begin
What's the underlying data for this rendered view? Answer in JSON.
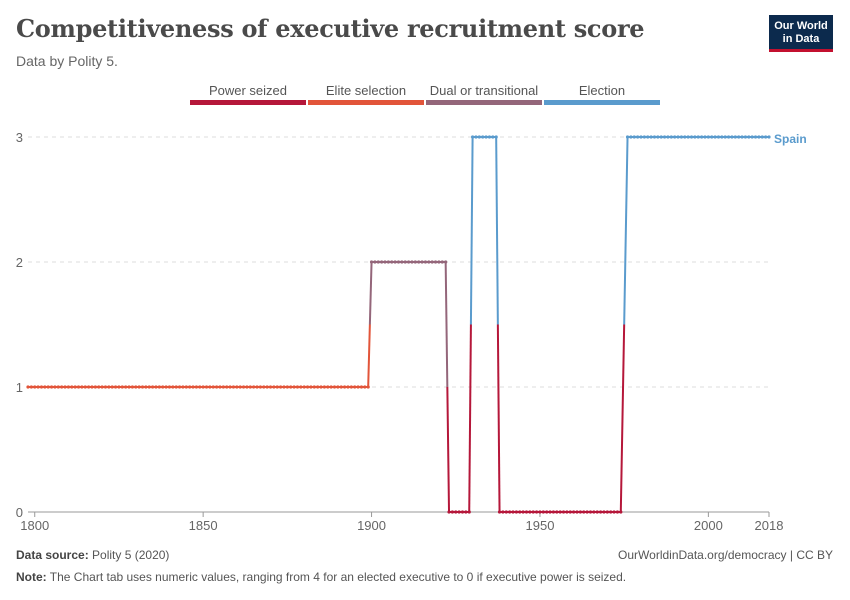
{
  "header": {
    "title": "Competitiveness of executive recruitment score",
    "subtitle": "Data by Polity 5.",
    "logo_line1": "Our World",
    "logo_line2": "in Data"
  },
  "footer": {
    "source_label": "Data source:",
    "source_text": "Polity 5 (2020)",
    "credit": "OurWorldinData.org/democracy | CC BY",
    "note_label": "Note:",
    "note_text": "The Chart tab uses numeric values, ranging from 4 for an elected executive to 0 if executive power is seized."
  },
  "chart_data": {
    "type": "line",
    "title": "Competitiveness of executive recruitment score",
    "xlim": [
      1798,
      2018
    ],
    "ylim": [
      0,
      3
    ],
    "x_ticks": [
      "1800",
      "1850",
      "1900",
      "1950",
      "2000",
      "2018"
    ],
    "y_ticks": [
      "0",
      "1",
      "2",
      "3"
    ],
    "legend": [
      {
        "label": "Power seized",
        "color": "#b5173a"
      },
      {
        "label": "Elite selection",
        "color": "#e2553a"
      },
      {
        "label": "Dual or transitional",
        "color": "#94667a"
      },
      {
        "label": "Election",
        "color": "#5a9bcd"
      }
    ],
    "series": [
      {
        "name": "Spain",
        "segments": [
          {
            "from": 1798,
            "to": 1899,
            "value": 1
          },
          {
            "from": 1900,
            "to": 1922,
            "value": 2
          },
          {
            "from": 1923,
            "to": 1929,
            "value": 0
          },
          {
            "from": 1930,
            "to": 1937,
            "value": 3
          },
          {
            "from": 1938,
            "to": 1974,
            "value": 0
          },
          {
            "from": 1976,
            "to": 2018,
            "value": 3
          }
        ]
      }
    ]
  }
}
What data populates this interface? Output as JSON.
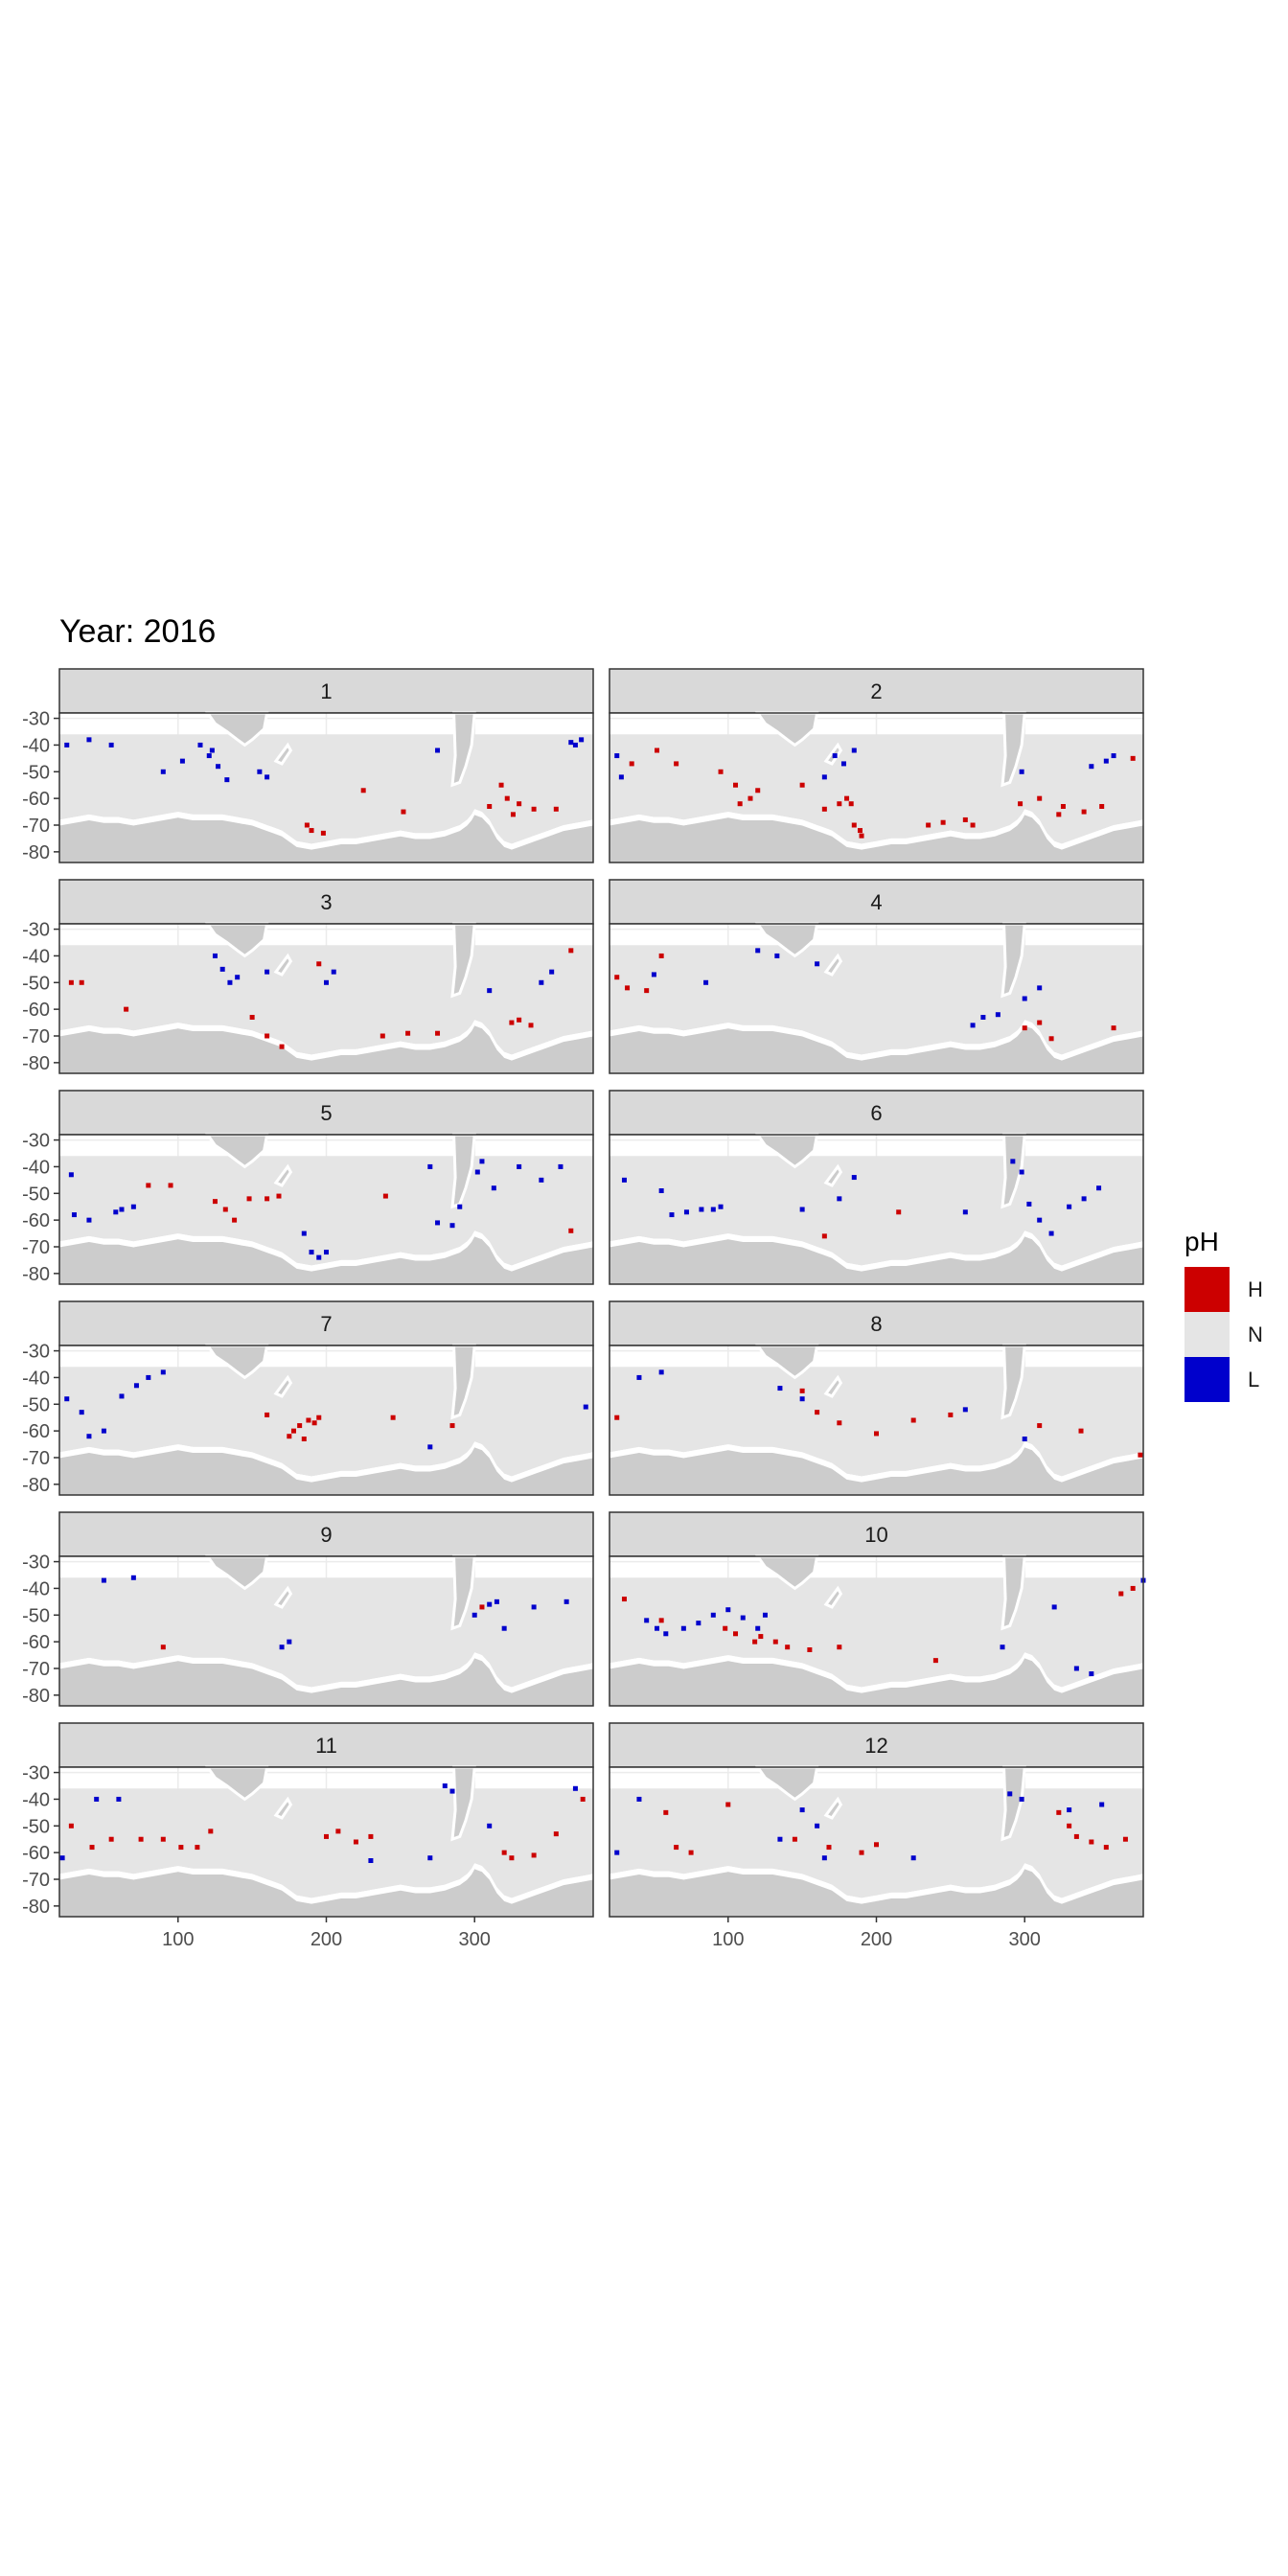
end
Copy out each line of the material that holds the word "from".

Problem solution:
    "note_text": "The Chart tab uses numeric values, ranging from 4 for an elected executive to 0 if executive power is seized."
            "from": 1798,
            "from": 1900,
            "from": 1923,
            "from": 1930,
            "from": 1938,
            "from": 1976,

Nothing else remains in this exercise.